*WHAT YOU NEED TO DO:*
Wherever a line below holds the word "type", copy that line.

*DATASET ENTRIES:*
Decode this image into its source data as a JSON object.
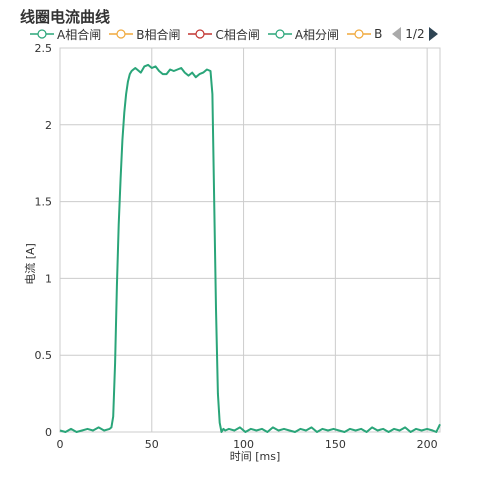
{
  "title": "线圈电流曲线",
  "legend": {
    "items": [
      {
        "label": "A相合闸",
        "color": "#2aa579"
      },
      {
        "label": "B相合闸",
        "color": "#f0a93c"
      },
      {
        "label": "C相合闸",
        "color": "#c23531"
      },
      {
        "label": "A相分闸",
        "color": "#2aa579"
      },
      {
        "label": "B",
        "color": "#f0a93c"
      }
    ],
    "page": "1/2"
  },
  "chart_data": {
    "type": "line",
    "xlabel": "时间 [ms]",
    "ylabel": "电流 [A]",
    "xlim": [
      0,
      207
    ],
    "ylim": [
      0,
      2.5
    ],
    "xticks": [
      0,
      50,
      100,
      150,
      200
    ],
    "yticks": [
      0,
      0.5,
      1,
      1.5,
      2,
      2.5
    ],
    "ytick_labels": [
      "0",
      "0.5",
      "1",
      "1.5",
      "2",
      "2.5"
    ],
    "grid": true,
    "series": [
      {
        "name": "A相分闸",
        "color": "#2aa579",
        "x": [
          0,
          3,
          6,
          9,
          12,
          15,
          18,
          21,
          24,
          27,
          28,
          29,
          30,
          31,
          32,
          33,
          34,
          35,
          36,
          37,
          38,
          39,
          40,
          41,
          42,
          44,
          46,
          48,
          50,
          52,
          54,
          56,
          58,
          60,
          62,
          64,
          66,
          68,
          70,
          72,
          74,
          76,
          78,
          80,
          82,
          83,
          84,
          85,
          86,
          87,
          88,
          89,
          90,
          92,
          95,
          98,
          101,
          104,
          107,
          110,
          113,
          116,
          119,
          122,
          125,
          128,
          131,
          134,
          137,
          140,
          143,
          146,
          149,
          152,
          155,
          158,
          161,
          164,
          167,
          170,
          173,
          176,
          179,
          182,
          185,
          188,
          191,
          194,
          197,
          200,
          203,
          205,
          207
        ],
        "y": [
          0.01,
          0.0,
          0.02,
          0.0,
          0.01,
          0.02,
          0.01,
          0.03,
          0.01,
          0.02,
          0.03,
          0.1,
          0.45,
          0.95,
          1.35,
          1.65,
          1.9,
          2.08,
          2.2,
          2.28,
          2.33,
          2.35,
          2.36,
          2.37,
          2.36,
          2.34,
          2.38,
          2.39,
          2.37,
          2.38,
          2.35,
          2.33,
          2.33,
          2.36,
          2.35,
          2.36,
          2.37,
          2.34,
          2.32,
          2.34,
          2.31,
          2.33,
          2.34,
          2.36,
          2.35,
          2.2,
          1.5,
          0.8,
          0.25,
          0.06,
          0.0,
          0.02,
          0.01,
          0.02,
          0.01,
          0.03,
          0.0,
          0.02,
          0.01,
          0.02,
          0.0,
          0.03,
          0.01,
          0.02,
          0.01,
          0.0,
          0.02,
          0.01,
          0.03,
          0.0,
          0.02,
          0.01,
          0.02,
          0.01,
          0.0,
          0.02,
          0.01,
          0.02,
          0.0,
          0.03,
          0.01,
          0.02,
          0.0,
          0.02,
          0.01,
          0.03,
          0.0,
          0.02,
          0.01,
          0.02,
          0.01,
          0.0,
          0.05
        ]
      }
    ]
  }
}
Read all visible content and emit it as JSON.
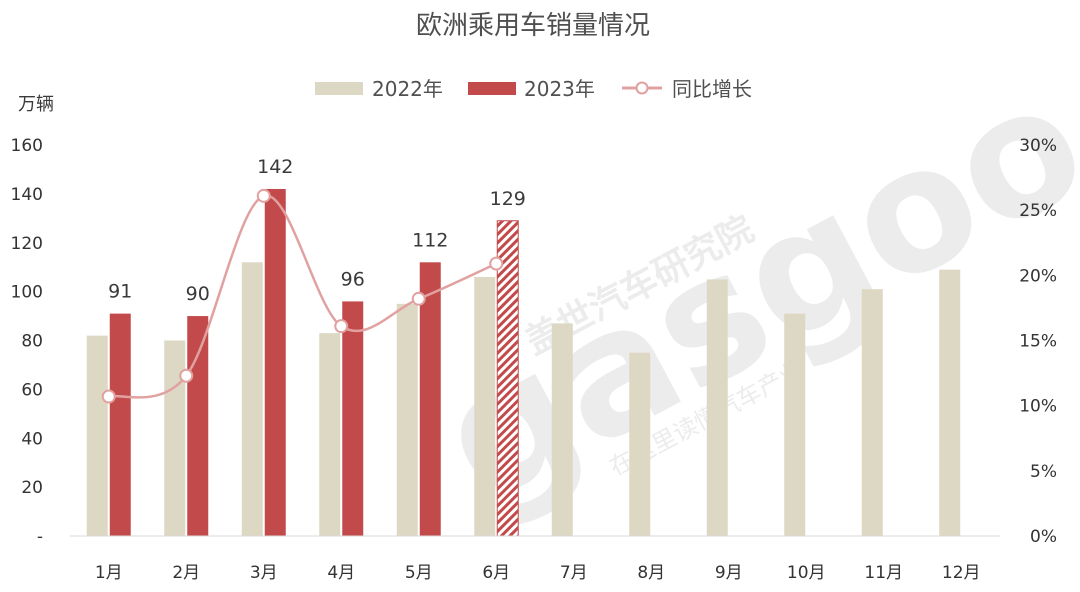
{
  "colors": {
    "series_2022": "#ddd8c3",
    "series_2023": "#c34a4a",
    "growth_line": "#e2a1a1",
    "watermark": "#ececec",
    "axis": "#d9d9d9",
    "text": "#404040"
  },
  "chart_data": {
    "type": "bar",
    "title": "欧洲乘用车销量情况",
    "ylabel": "万辆",
    "categories": [
      "1月",
      "2月",
      "3月",
      "4月",
      "5月",
      "6月",
      "7月",
      "8月",
      "9月",
      "10月",
      "11月",
      "12月"
    ],
    "ylim": [
      0,
      160
    ],
    "yticks": [
      "-",
      "20",
      "40",
      "60",
      "80",
      "100",
      "120",
      "140",
      "160"
    ],
    "y2lim": [
      0,
      30
    ],
    "y2ticks": [
      "0%",
      "5%",
      "10%",
      "15%",
      "20%",
      "25%",
      "30%"
    ],
    "series": [
      {
        "name": "2022年",
        "type": "bar",
        "values": [
          82,
          80,
          112,
          83,
          95,
          106,
          87,
          75,
          105,
          91,
          101,
          109
        ]
      },
      {
        "name": "2023年",
        "type": "bar",
        "values": [
          91,
          90,
          142,
          96,
          112,
          129,
          null,
          null,
          null,
          null,
          null,
          null
        ],
        "labels": [
          "91",
          "90",
          "142",
          "96",
          "112",
          "129"
        ],
        "hatched_index": 5
      },
      {
        "name": "同比增长",
        "type": "line",
        "axis": "right",
        "values": [
          10.7,
          12.3,
          26.1,
          16.1,
          18.2,
          20.9,
          null,
          null,
          null,
          null,
          null,
          null
        ]
      }
    ],
    "legend_position": "top-center",
    "grid": false
  },
  "watermark": {
    "logo_text": "gasgoo",
    "company": "盖世汽车研究院",
    "slogan": "在这里读懂汽车产业"
  }
}
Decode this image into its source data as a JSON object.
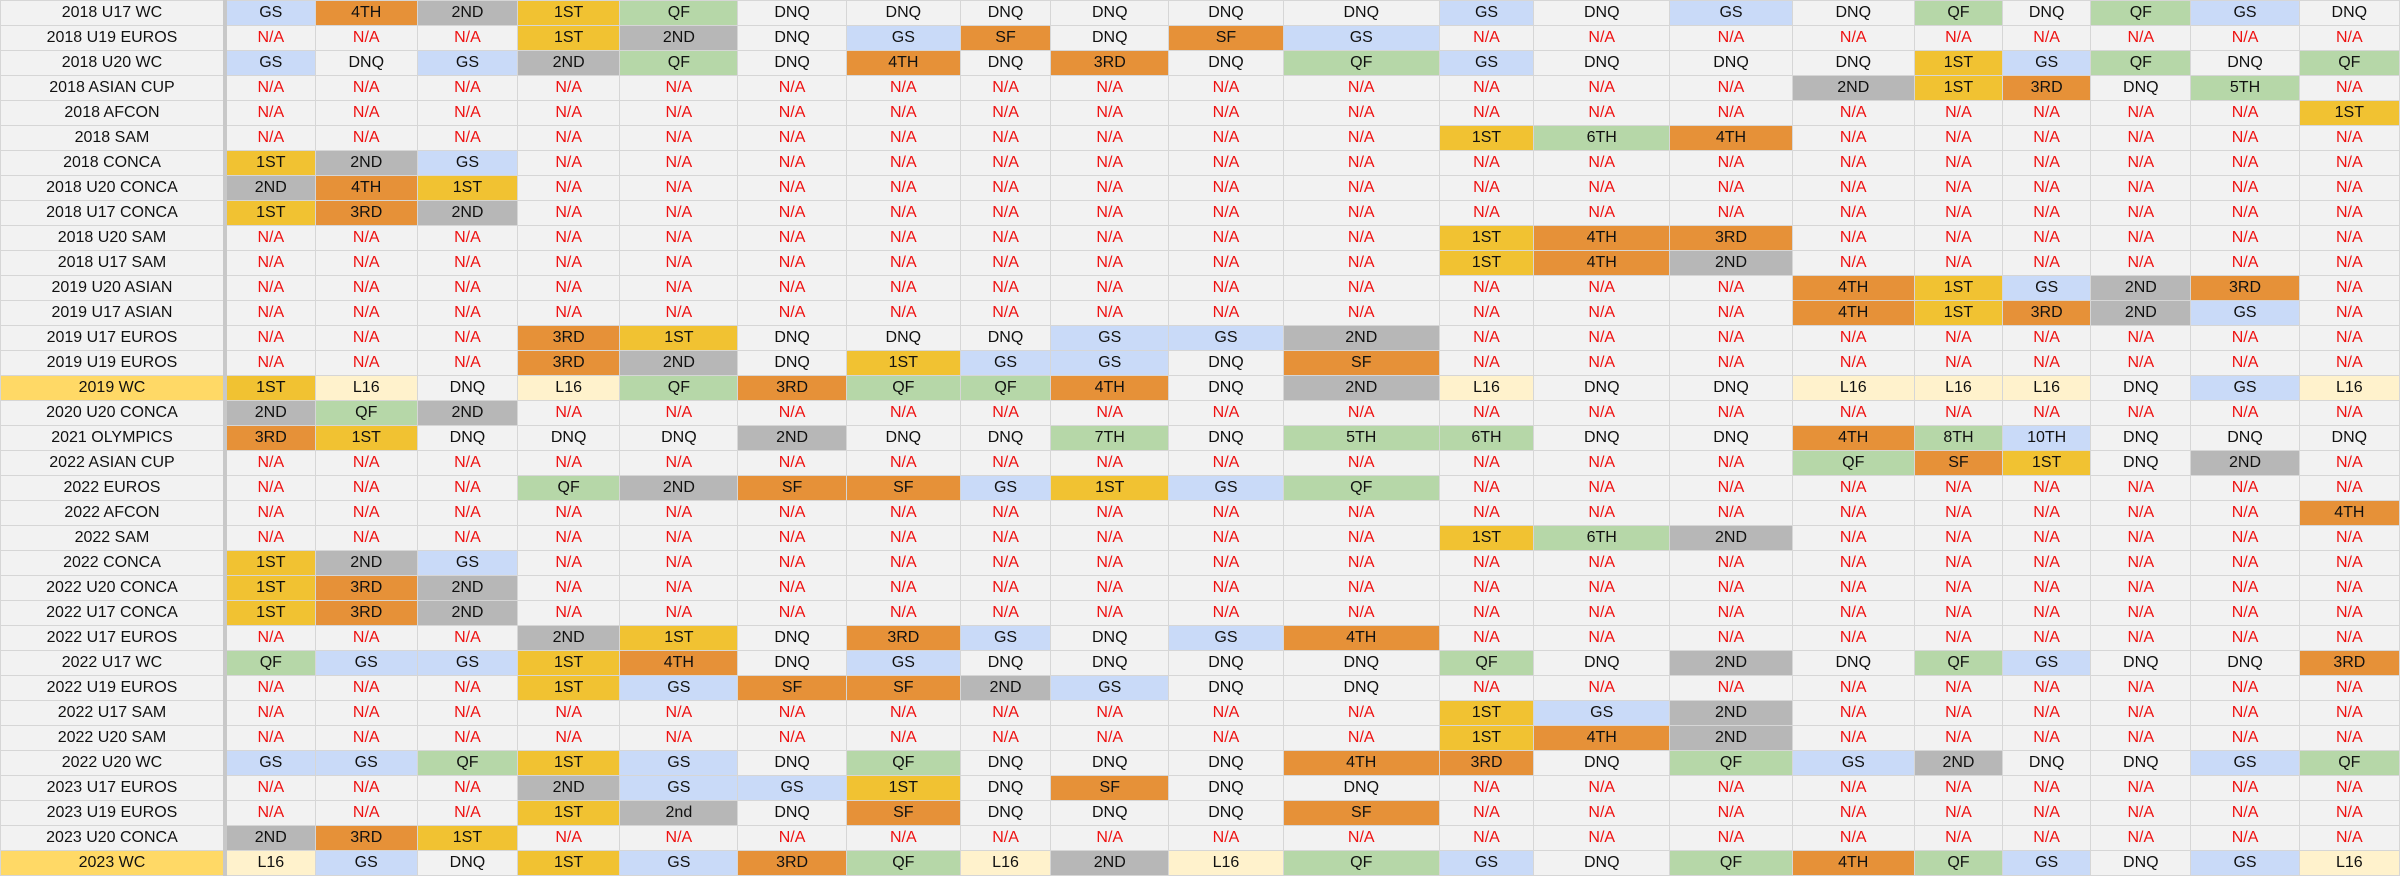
{
  "styles": {
    "GS": "#c9daf8",
    "QF": "#b6d7a8",
    "1ST": "#f1c232",
    "2ND": "#b7b7b7",
    "3RD": "#e69138",
    "4TH": "#e69138",
    "SF": "#e69138",
    "L16": "#fff2cc",
    "5TH": "#b6d7a8",
    "6TH": "#b6d7a8",
    "7TH": "#b6d7a8",
    "8TH": "#b6d7a8",
    "10TH": "#c9daf8",
    "2nd": "#b7b7b7",
    "DNQ": "#f2f2f2",
    "N/A": "#f2f2f2",
    "na_text_color": "#ee1111",
    "highlight_row_color": "#ffd966"
  },
  "rows": [
    {
      "label": "2018 U17 WC",
      "values": [
        "GS",
        "4TH",
        "2ND",
        "1ST",
        "QF",
        "DNQ",
        "DNQ",
        "DNQ",
        "DNQ",
        "DNQ",
        "DNQ",
        "GS",
        "DNQ",
        "GS",
        "DNQ",
        "QF",
        "DNQ",
        "QF",
        "GS",
        "DNQ"
      ]
    },
    {
      "label": "2018 U19 EUROS",
      "values": [
        "N/A",
        "N/A",
        "N/A",
        "1ST",
        "2ND",
        "DNQ",
        "GS",
        "SF",
        "DNQ",
        "SF",
        "GS",
        "N/A",
        "N/A",
        "N/A",
        "N/A",
        "N/A",
        "N/A",
        "N/A",
        "N/A",
        "N/A"
      ]
    },
    {
      "label": "2018 U20 WC",
      "values": [
        "GS",
        "DNQ",
        "GS",
        "2ND",
        "QF",
        "DNQ",
        "4TH",
        "DNQ",
        "3RD",
        "DNQ",
        "QF",
        "GS",
        "DNQ",
        "DNQ",
        "DNQ",
        "1ST",
        "GS",
        "QF",
        "DNQ",
        "QF"
      ]
    },
    {
      "label": "2018 ASIAN CUP",
      "values": [
        "N/A",
        "N/A",
        "N/A",
        "N/A",
        "N/A",
        "N/A",
        "N/A",
        "N/A",
        "N/A",
        "N/A",
        "N/A",
        "N/A",
        "N/A",
        "N/A",
        "2ND",
        "1ST",
        "3RD",
        "DNQ",
        "5TH",
        "N/A"
      ]
    },
    {
      "label": "2018 AFCON",
      "values": [
        "N/A",
        "N/A",
        "N/A",
        "N/A",
        "N/A",
        "N/A",
        "N/A",
        "N/A",
        "N/A",
        "N/A",
        "N/A",
        "N/A",
        "N/A",
        "N/A",
        "N/A",
        "N/A",
        "N/A",
        "N/A",
        "N/A",
        "1ST"
      ]
    },
    {
      "label": "2018 SAM",
      "values": [
        "N/A",
        "N/A",
        "N/A",
        "N/A",
        "N/A",
        "N/A",
        "N/A",
        "N/A",
        "N/A",
        "N/A",
        "N/A",
        "1ST",
        "6TH",
        "4TH",
        "N/A",
        "N/A",
        "N/A",
        "N/A",
        "N/A",
        "N/A"
      ]
    },
    {
      "label": "2018 CONCA",
      "values": [
        "1ST",
        "2ND",
        "GS",
        "N/A",
        "N/A",
        "N/A",
        "N/A",
        "N/A",
        "N/A",
        "N/A",
        "N/A",
        "N/A",
        "N/A",
        "N/A",
        "N/A",
        "N/A",
        "N/A",
        "N/A",
        "N/A",
        "N/A"
      ]
    },
    {
      "label": "2018 U20 CONCA",
      "values": [
        "2ND",
        "4TH",
        "1ST",
        "N/A",
        "N/A",
        "N/A",
        "N/A",
        "N/A",
        "N/A",
        "N/A",
        "N/A",
        "N/A",
        "N/A",
        "N/A",
        "N/A",
        "N/A",
        "N/A",
        "N/A",
        "N/A",
        "N/A"
      ]
    },
    {
      "label": "2018 U17 CONCA",
      "values": [
        "1ST",
        "3RD",
        "2ND",
        "N/A",
        "N/A",
        "N/A",
        "N/A",
        "N/A",
        "N/A",
        "N/A",
        "N/A",
        "N/A",
        "N/A",
        "N/A",
        "N/A",
        "N/A",
        "N/A",
        "N/A",
        "N/A",
        "N/A"
      ]
    },
    {
      "label": "2018 U20 SAM",
      "values": [
        "N/A",
        "N/A",
        "N/A",
        "N/A",
        "N/A",
        "N/A",
        "N/A",
        "N/A",
        "N/A",
        "N/A",
        "N/A",
        "1ST",
        "4TH",
        "3RD",
        "N/A",
        "N/A",
        "N/A",
        "N/A",
        "N/A",
        "N/A"
      ]
    },
    {
      "label": "2018 U17 SAM",
      "values": [
        "N/A",
        "N/A",
        "N/A",
        "N/A",
        "N/A",
        "N/A",
        "N/A",
        "N/A",
        "N/A",
        "N/A",
        "N/A",
        "1ST",
        "4TH",
        "2ND",
        "N/A",
        "N/A",
        "N/A",
        "N/A",
        "N/A",
        "N/A"
      ]
    },
    {
      "label": "2019 U20 ASIAN",
      "values": [
        "N/A",
        "N/A",
        "N/A",
        "N/A",
        "N/A",
        "N/A",
        "N/A",
        "N/A",
        "N/A",
        "N/A",
        "N/A",
        "N/A",
        "N/A",
        "N/A",
        "4TH",
        "1ST",
        "GS",
        "2ND",
        "3RD",
        "N/A"
      ]
    },
    {
      "label": "2019 U17 ASIAN",
      "values": [
        "N/A",
        "N/A",
        "N/A",
        "N/A",
        "N/A",
        "N/A",
        "N/A",
        "N/A",
        "N/A",
        "N/A",
        "N/A",
        "N/A",
        "N/A",
        "N/A",
        "4TH",
        "1ST",
        "3RD",
        "2ND",
        "GS",
        "N/A"
      ]
    },
    {
      "label": "2019 U17 EUROS",
      "values": [
        "N/A",
        "N/A",
        "N/A",
        "3RD",
        "1ST",
        "DNQ",
        "DNQ",
        "DNQ",
        "GS",
        "GS",
        "2ND",
        "N/A",
        "N/A",
        "N/A",
        "N/A",
        "N/A",
        "N/A",
        "N/A",
        "N/A",
        "N/A"
      ]
    },
    {
      "label": "2019 U19 EUROS",
      "values": [
        "N/A",
        "N/A",
        "N/A",
        "3RD",
        "2ND",
        "DNQ",
        "1ST",
        "GS",
        "GS",
        "DNQ",
        "SF",
        "N/A",
        "N/A",
        "N/A",
        "N/A",
        "N/A",
        "N/A",
        "N/A",
        "N/A",
        "N/A"
      ]
    },
    {
      "label": "2019 WC",
      "highlight": true,
      "values": [
        "1ST",
        "L16",
        "DNQ",
        "L16",
        "QF",
        "3RD",
        "QF",
        "QF",
        "4TH",
        "DNQ",
        "2ND",
        "L16",
        "DNQ",
        "DNQ",
        "L16",
        "L16",
        "L16",
        "DNQ",
        "GS",
        "L16"
      ]
    },
    {
      "label": "2020 U20 CONCA",
      "values": [
        "2ND",
        "QF",
        "2ND",
        "N/A",
        "N/A",
        "N/A",
        "N/A",
        "N/A",
        "N/A",
        "N/A",
        "N/A",
        "N/A",
        "N/A",
        "N/A",
        "N/A",
        "N/A",
        "N/A",
        "N/A",
        "N/A",
        "N/A"
      ]
    },
    {
      "label": "2021 OLYMPICS",
      "values": [
        "3RD",
        "1ST",
        "DNQ",
        "DNQ",
        "DNQ",
        "2ND",
        "DNQ",
        "DNQ",
        "7TH",
        "DNQ",
        "5TH",
        "6TH",
        "DNQ",
        "DNQ",
        "4TH",
        "8TH",
        "10TH",
        "DNQ",
        "DNQ",
        "DNQ"
      ]
    },
    {
      "label": "2022 ASIAN CUP",
      "values": [
        "N/A",
        "N/A",
        "N/A",
        "N/A",
        "N/A",
        "N/A",
        "N/A",
        "N/A",
        "N/A",
        "N/A",
        "N/A",
        "N/A",
        "N/A",
        "N/A",
        "QF",
        "SF",
        "1ST",
        "DNQ",
        "2ND",
        "N/A"
      ]
    },
    {
      "label": "2022 EUROS",
      "values": [
        "N/A",
        "N/A",
        "N/A",
        "QF",
        "2ND",
        "SF",
        "SF",
        "GS",
        "1ST",
        "GS",
        "QF",
        "N/A",
        "N/A",
        "N/A",
        "N/A",
        "N/A",
        "N/A",
        "N/A",
        "N/A",
        "N/A"
      ]
    },
    {
      "label": "2022 AFCON",
      "values": [
        "N/A",
        "N/A",
        "N/A",
        "N/A",
        "N/A",
        "N/A",
        "N/A",
        "N/A",
        "N/A",
        "N/A",
        "N/A",
        "N/A",
        "N/A",
        "N/A",
        "N/A",
        "N/A",
        "N/A",
        "N/A",
        "N/A",
        "4TH"
      ]
    },
    {
      "label": "2022 SAM",
      "values": [
        "N/A",
        "N/A",
        "N/A",
        "N/A",
        "N/A",
        "N/A",
        "N/A",
        "N/A",
        "N/A",
        "N/A",
        "N/A",
        "1ST",
        "6TH",
        "2ND",
        "N/A",
        "N/A",
        "N/A",
        "N/A",
        "N/A",
        "N/A"
      ]
    },
    {
      "label": "2022 CONCA",
      "values": [
        "1ST",
        "2ND",
        "GS",
        "N/A",
        "N/A",
        "N/A",
        "N/A",
        "N/A",
        "N/A",
        "N/A",
        "N/A",
        "N/A",
        "N/A",
        "N/A",
        "N/A",
        "N/A",
        "N/A",
        "N/A",
        "N/A",
        "N/A"
      ]
    },
    {
      "label": "2022 U20 CONCA",
      "values": [
        "1ST",
        "3RD",
        "2ND",
        "N/A",
        "N/A",
        "N/A",
        "N/A",
        "N/A",
        "N/A",
        "N/A",
        "N/A",
        "N/A",
        "N/A",
        "N/A",
        "N/A",
        "N/A",
        "N/A",
        "N/A",
        "N/A",
        "N/A"
      ]
    },
    {
      "label": "2022 U17 CONCA",
      "values": [
        "1ST",
        "3RD",
        "2ND",
        "N/A",
        "N/A",
        "N/A",
        "N/A",
        "N/A",
        "N/A",
        "N/A",
        "N/A",
        "N/A",
        "N/A",
        "N/A",
        "N/A",
        "N/A",
        "N/A",
        "N/A",
        "N/A",
        "N/A"
      ]
    },
    {
      "label": "2022 U17 EUROS",
      "values": [
        "N/A",
        "N/A",
        "N/A",
        "2ND",
        "1ST",
        "DNQ",
        "3RD",
        "GS",
        "DNQ",
        "GS",
        "4TH",
        "N/A",
        "N/A",
        "N/A",
        "N/A",
        "N/A",
        "N/A",
        "N/A",
        "N/A",
        "N/A"
      ]
    },
    {
      "label": "2022 U17 WC",
      "values": [
        "QF",
        "GS",
        "GS",
        "1ST",
        "4TH",
        "DNQ",
        "GS",
        "DNQ",
        "DNQ",
        "DNQ",
        "DNQ",
        "QF",
        "DNQ",
        "2ND",
        "DNQ",
        "QF",
        "GS",
        "DNQ",
        "DNQ",
        "3RD"
      ]
    },
    {
      "label": "2022 U19 EUROS",
      "values": [
        "N/A",
        "N/A",
        "N/A",
        "1ST",
        "GS",
        "SF",
        "SF",
        "2ND",
        "GS",
        "DNQ",
        "DNQ",
        "N/A",
        "N/A",
        "N/A",
        "N/A",
        "N/A",
        "N/A",
        "N/A",
        "N/A",
        "N/A"
      ]
    },
    {
      "label": "2022 U17 SAM",
      "values": [
        "N/A",
        "N/A",
        "N/A",
        "N/A",
        "N/A",
        "N/A",
        "N/A",
        "N/A",
        "N/A",
        "N/A",
        "N/A",
        "1ST",
        "GS",
        "2ND",
        "N/A",
        "N/A",
        "N/A",
        "N/A",
        "N/A",
        "N/A"
      ]
    },
    {
      "label": "2022 U20 SAM",
      "values": [
        "N/A",
        "N/A",
        "N/A",
        "N/A",
        "N/A",
        "N/A",
        "N/A",
        "N/A",
        "N/A",
        "N/A",
        "N/A",
        "1ST",
        "4TH",
        "2ND",
        "N/A",
        "N/A",
        "N/A",
        "N/A",
        "N/A",
        "N/A"
      ]
    },
    {
      "label": "2022 U20 WC",
      "values": [
        "GS",
        "GS",
        "QF",
        "1ST",
        "GS",
        "DNQ",
        "QF",
        "DNQ",
        "DNQ",
        "DNQ",
        "4TH",
        "3RD",
        "DNQ",
        "QF",
        "GS",
        "2ND",
        "DNQ",
        "DNQ",
        "GS",
        "QF"
      ]
    },
    {
      "label": "2023 U17 EUROS",
      "values": [
        "N/A",
        "N/A",
        "N/A",
        "2ND",
        "GS",
        "GS",
        "1ST",
        "DNQ",
        "SF",
        "DNQ",
        "DNQ",
        "N/A",
        "N/A",
        "N/A",
        "N/A",
        "N/A",
        "N/A",
        "N/A",
        "N/A",
        "N/A"
      ]
    },
    {
      "label": "2023 U19 EUROS",
      "values": [
        "N/A",
        "N/A",
        "N/A",
        "1ST",
        "2nd",
        "DNQ",
        "SF",
        "DNQ",
        "DNQ",
        "DNQ",
        "SF",
        "N/A",
        "N/A",
        "N/A",
        "N/A",
        "N/A",
        "N/A",
        "N/A",
        "N/A",
        "N/A"
      ]
    },
    {
      "label": "2023 U20 CONCA",
      "values": [
        "2ND",
        "3RD",
        "1ST",
        "N/A",
        "N/A",
        "N/A",
        "N/A",
        "N/A",
        "N/A",
        "N/A",
        "N/A",
        "N/A",
        "N/A",
        "N/A",
        "N/A",
        "N/A",
        "N/A",
        "N/A",
        "N/A",
        "N/A"
      ]
    },
    {
      "label": "2023 WC",
      "highlight": true,
      "values": [
        "L16",
        "GS",
        "DNQ",
        "1ST",
        "GS",
        "3RD",
        "QF",
        "L16",
        "2ND",
        "L16",
        "QF",
        "GS",
        "DNQ",
        "QF",
        "4TH",
        "QF",
        "GS",
        "DNQ",
        "GS",
        "L16"
      ]
    }
  ]
}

*OUTPUT OF THE EXERCISE:*
    "type": "line",
    "type": "bar",
        "type": "bar",
        "type": "bar",
        "type": "line",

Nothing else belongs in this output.